Write out all lines holding the word "this".
-- begin STORED ROWS --
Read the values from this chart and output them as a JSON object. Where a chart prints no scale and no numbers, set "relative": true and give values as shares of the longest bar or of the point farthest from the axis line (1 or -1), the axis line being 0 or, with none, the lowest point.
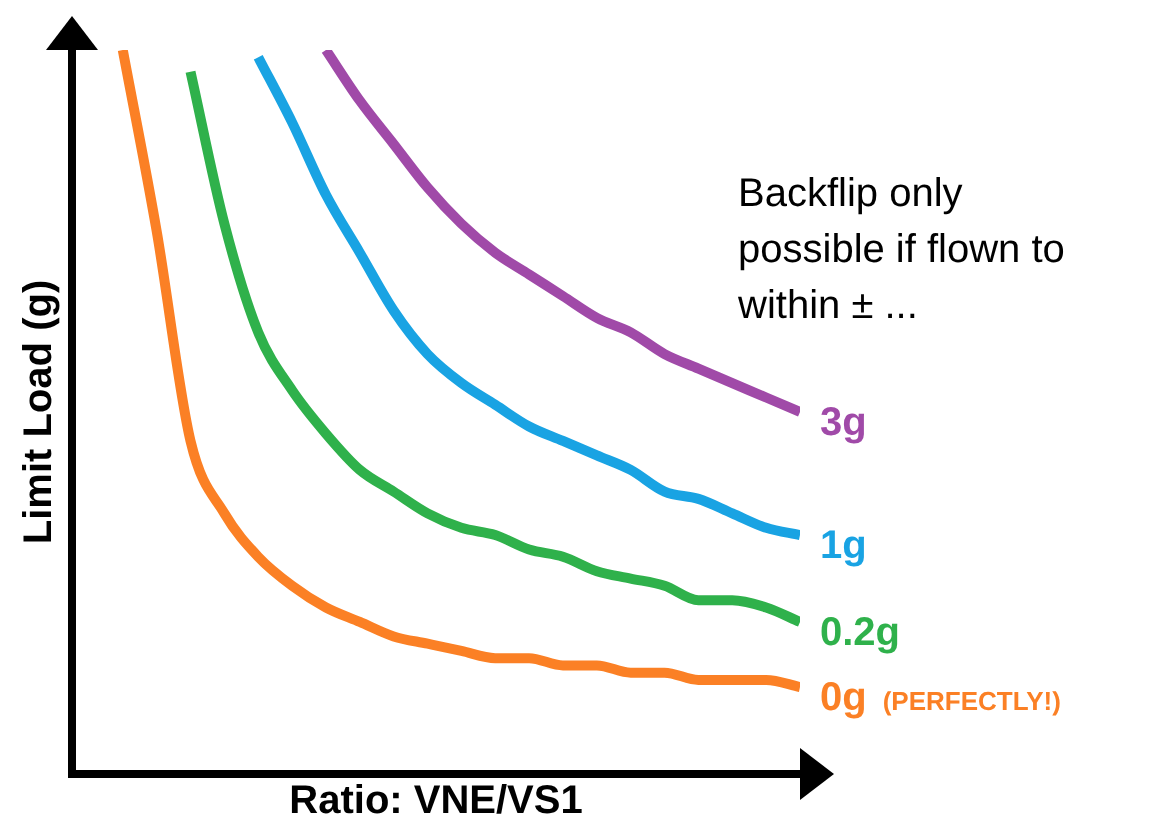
{
  "chart_data": {
    "type": "line",
    "relative": true,
    "grid": false,
    "legend": false,
    "marker": "none",
    "xlabel": "Ratio: VNE/VS1",
    "ylabel": "Limit Load (g)",
    "categories": [
      null,
      null,
      null,
      null,
      null,
      null,
      null,
      null,
      null,
      null,
      null,
      null,
      null,
      null,
      null,
      null,
      null,
      null,
      null,
      null,
      null
    ],
    "series": [
      {
        "name": "3g",
        "color": "#a04aa8",
        "values": [
          null,
          null,
          null,
          null,
          null,
          null,
          1.0,
          0.93,
          0.87,
          0.81,
          0.76,
          0.72,
          0.69,
          0.66,
          0.63,
          0.61,
          0.58,
          0.56,
          0.54,
          0.52,
          0.5
        ]
      },
      {
        "name": "1g",
        "color": "#19a3e3",
        "values": [
          null,
          null,
          null,
          null,
          0.99,
          0.9,
          0.8,
          0.72,
          0.64,
          0.58,
          0.54,
          0.51,
          0.48,
          0.46,
          0.44,
          0.42,
          0.39,
          0.38,
          0.36,
          0.34,
          0.33
        ]
      },
      {
        "name": "0.2g",
        "color": "#2fb14b",
        "values": [
          null,
          null,
          0.97,
          0.76,
          0.61,
          0.53,
          0.47,
          0.42,
          0.39,
          0.36,
          0.34,
          0.33,
          0.31,
          0.3,
          0.28,
          0.27,
          0.26,
          0.24,
          0.24,
          0.23,
          0.21
        ]
      },
      {
        "name": "0g",
        "color": "#fb8025",
        "values": [
          1.0,
          0.75,
          0.46,
          0.36,
          0.3,
          0.26,
          0.23,
          0.21,
          0.19,
          0.18,
          0.17,
          0.16,
          0.16,
          0.15,
          0.15,
          0.14,
          0.14,
          0.13,
          0.13,
          0.13,
          0.12
        ]
      }
    ],
    "annotations": [
      "Backflip only possible if flown to within ± ...",
      "(PERFECTLY!)"
    ]
  }
}
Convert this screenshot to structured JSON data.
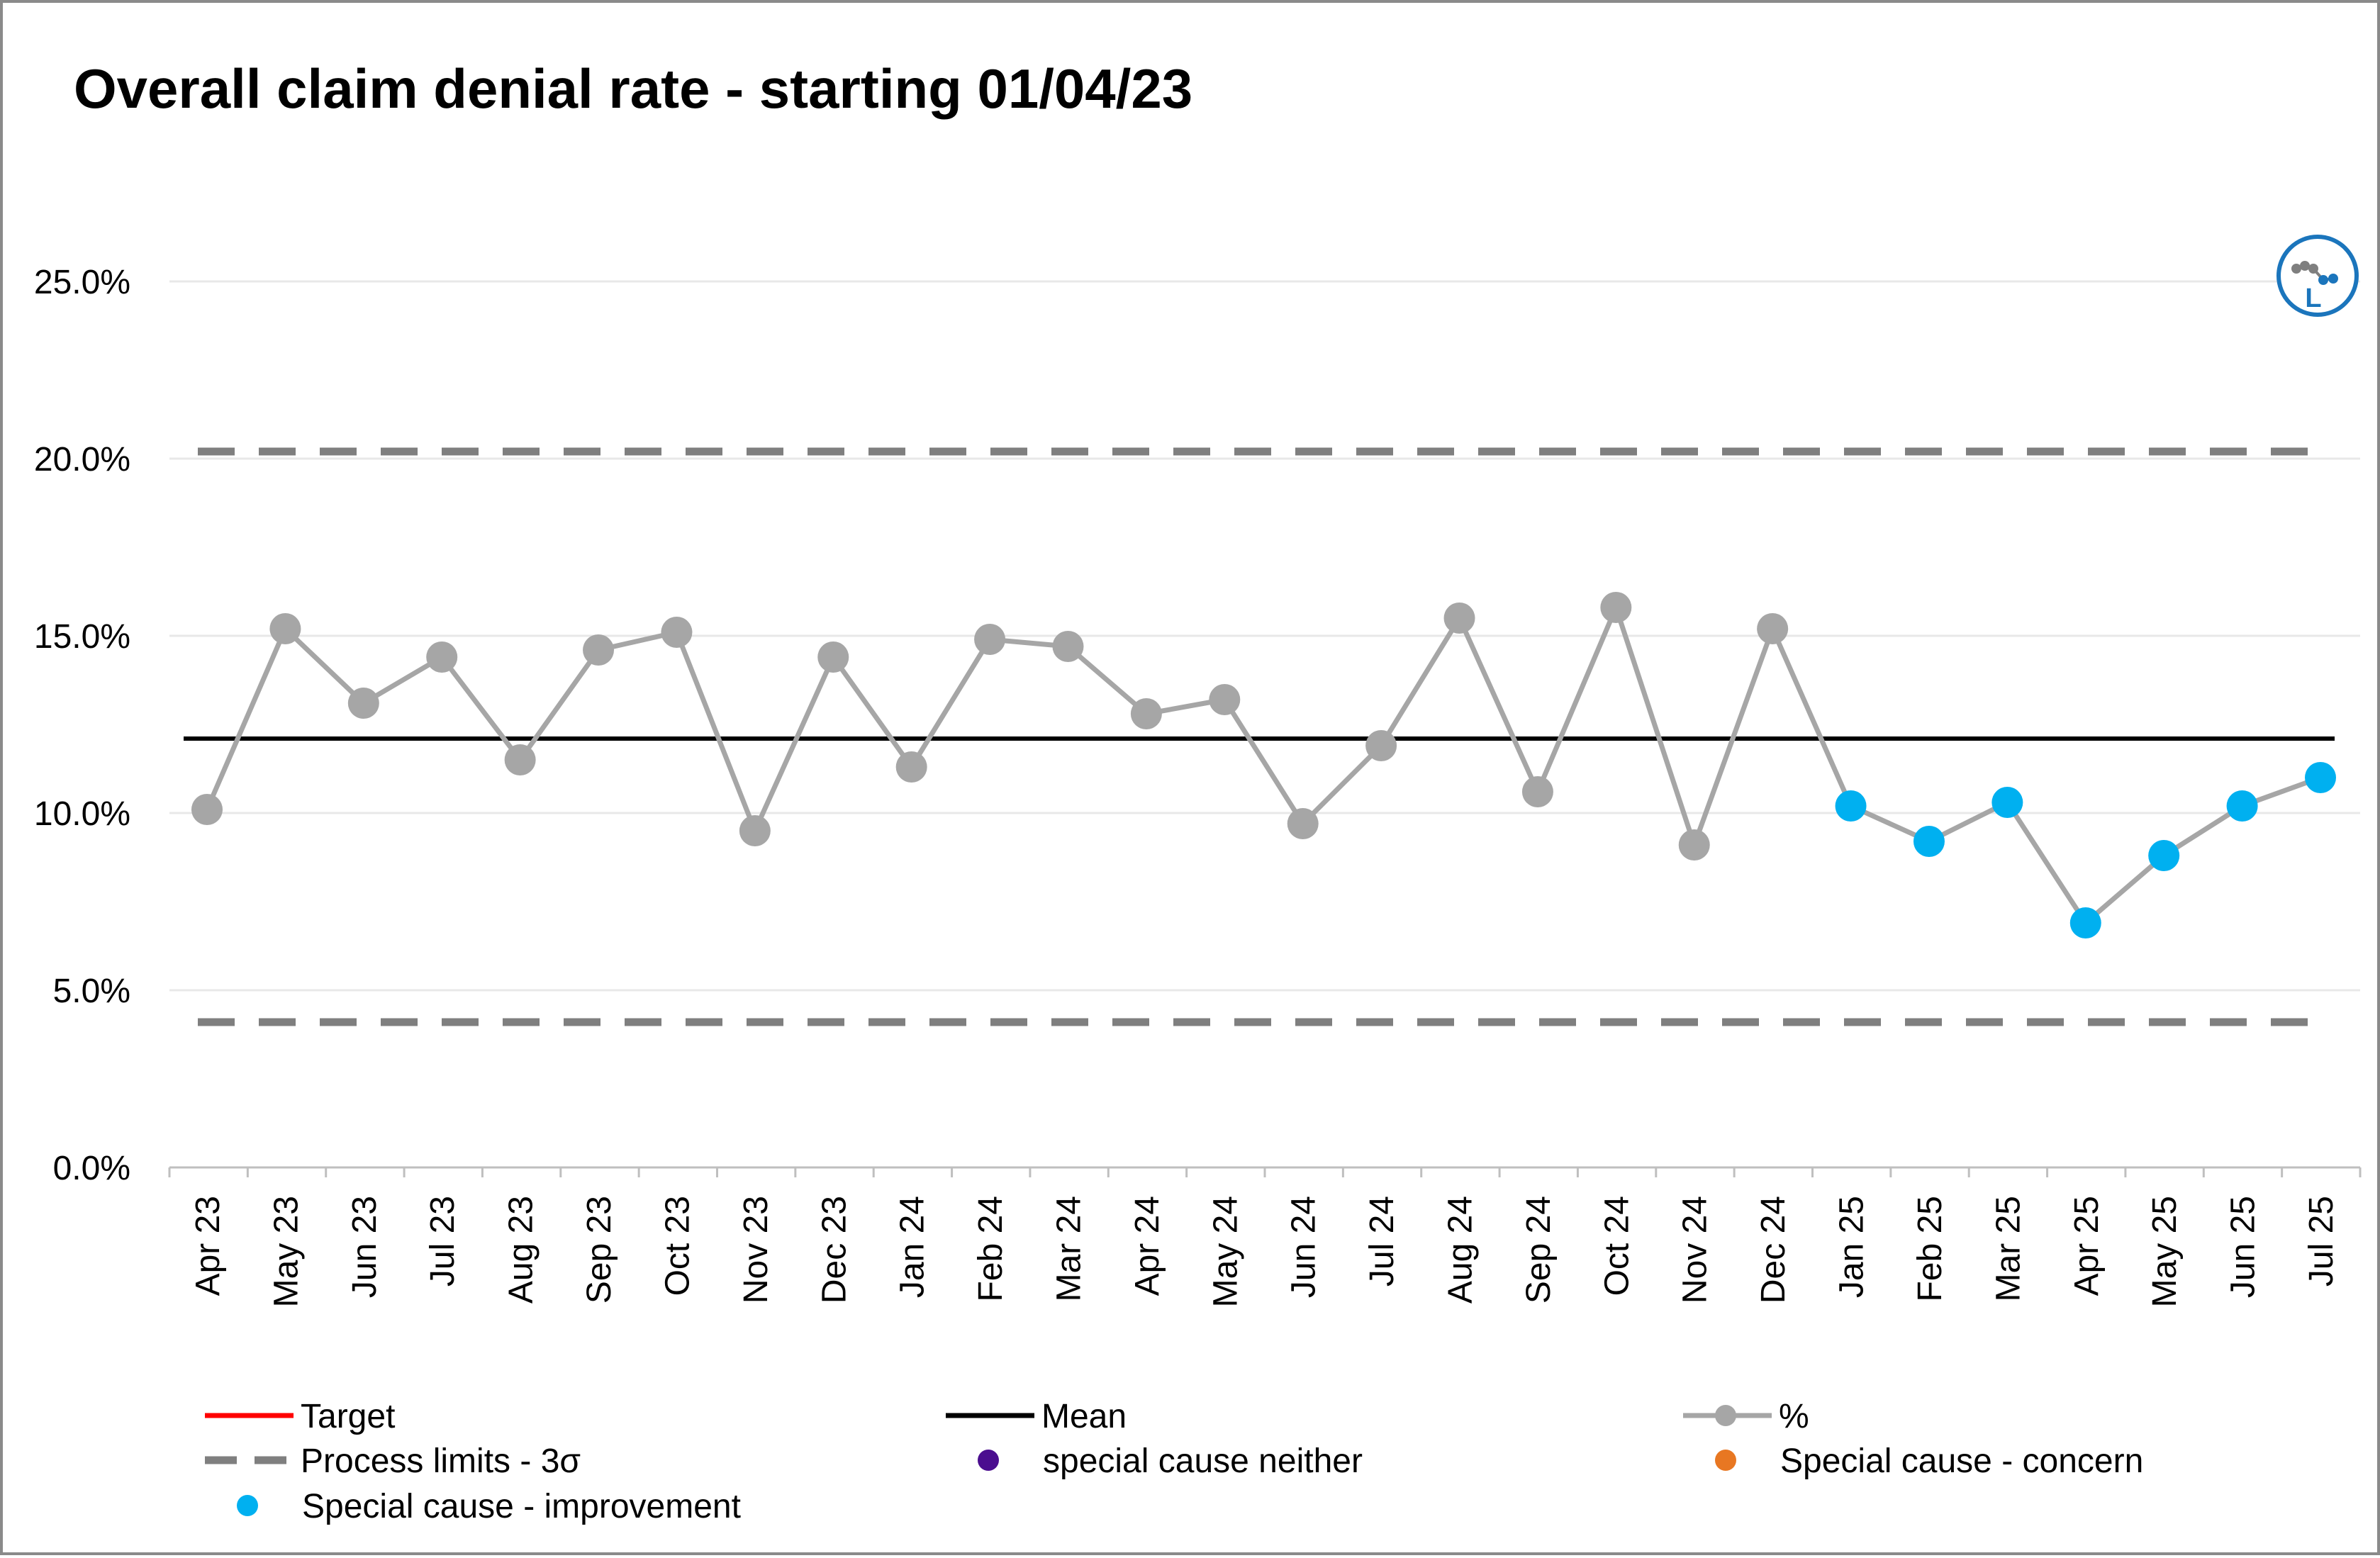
{
  "chart_data": {
    "type": "line",
    "title": "Overall claim denial rate - starting 01/04/23",
    "xlabel": "",
    "ylabel": "",
    "ylim": [
      0,
      0.25
    ],
    "y_ticks": [
      0,
      0.05,
      0.1,
      0.15,
      0.2,
      0.25
    ],
    "y_tick_labels": [
      "0.0%",
      "5.0%",
      "10.0%",
      "15.0%",
      "20.0%",
      "25.0%"
    ],
    "grid": true,
    "legend_position": "bottom",
    "categories": [
      "Apr 23",
      "May 23",
      "Jun 23",
      "Jul 23",
      "Aug 23",
      "Sep 23",
      "Oct 23",
      "Nov 23",
      "Dec 23",
      "Jan 24",
      "Feb 24",
      "Mar 24",
      "Apr 24",
      "May 24",
      "Jun 24",
      "Jul 24",
      "Aug 24",
      "Sep 24",
      "Oct 24",
      "Nov 24",
      "Dec 24",
      "Jan 25",
      "Feb 25",
      "Mar 25",
      "Apr 25",
      "May 25",
      "Jun 25",
      "Jul 25"
    ],
    "series": [
      {
        "name": "%",
        "color": "#a6a6a6",
        "values": [
          0.101,
          0.152,
          0.131,
          0.144,
          0.115,
          0.146,
          0.151,
          0.095,
          0.144,
          0.113,
          0.149,
          0.147,
          0.128,
          0.132,
          0.097,
          0.119,
          0.155,
          0.106,
          0.158,
          0.091,
          0.152,
          0.102,
          0.092,
          0.103,
          0.069,
          0.088,
          0.102,
          0.11
        ],
        "special_cause_improvement": [
          false,
          false,
          false,
          false,
          false,
          false,
          false,
          false,
          false,
          false,
          false,
          false,
          false,
          false,
          false,
          false,
          false,
          false,
          false,
          false,
          false,
          true,
          true,
          true,
          true,
          true,
          true,
          true
        ]
      },
      {
        "name": "Mean",
        "color": "#000000",
        "value": 0.121
      },
      {
        "name": "Process limits - 3σ",
        "color": "#7f7f7f",
        "upper": 0.202,
        "lower": 0.041
      }
    ],
    "legend": [
      {
        "label": "Target",
        "kind": "line",
        "color": "#ff0000"
      },
      {
        "label": "Mean",
        "kind": "line",
        "color": "#000000"
      },
      {
        "label": "%",
        "kind": "line-marker",
        "color": "#a6a6a6"
      },
      {
        "label": "Process limits - 3σ",
        "kind": "dashed",
        "color": "#7f7f7f"
      },
      {
        "label": "special cause neither",
        "kind": "marker",
        "color": "#4b0e8f"
      },
      {
        "label": "Special cause - concern",
        "kind": "marker",
        "color": "#e87722"
      },
      {
        "label": "Special cause  - improvement",
        "kind": "marker",
        "color": "#00b0f0"
      }
    ],
    "colors": {
      "improvement": "#00b0f0",
      "normal_point": "#a6a6a6",
      "gridline": "#e8e8e8",
      "axis": "#bfbfbf"
    },
    "badge_icon": "spc-variation-icon",
    "badge_letter": "L"
  }
}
-- end STORED ROWS --
# EXERCISE OUTPUT
Read the values from this chart and output them as a JSON object. Where a chart prints no scale and no numbers, set "relative": true and give values as shares of the longest bar or of the point farthest from the axis line (1 or -1), the axis line being 0 or, with none, the lowest point.
Convert this screenshot to structured JSON data.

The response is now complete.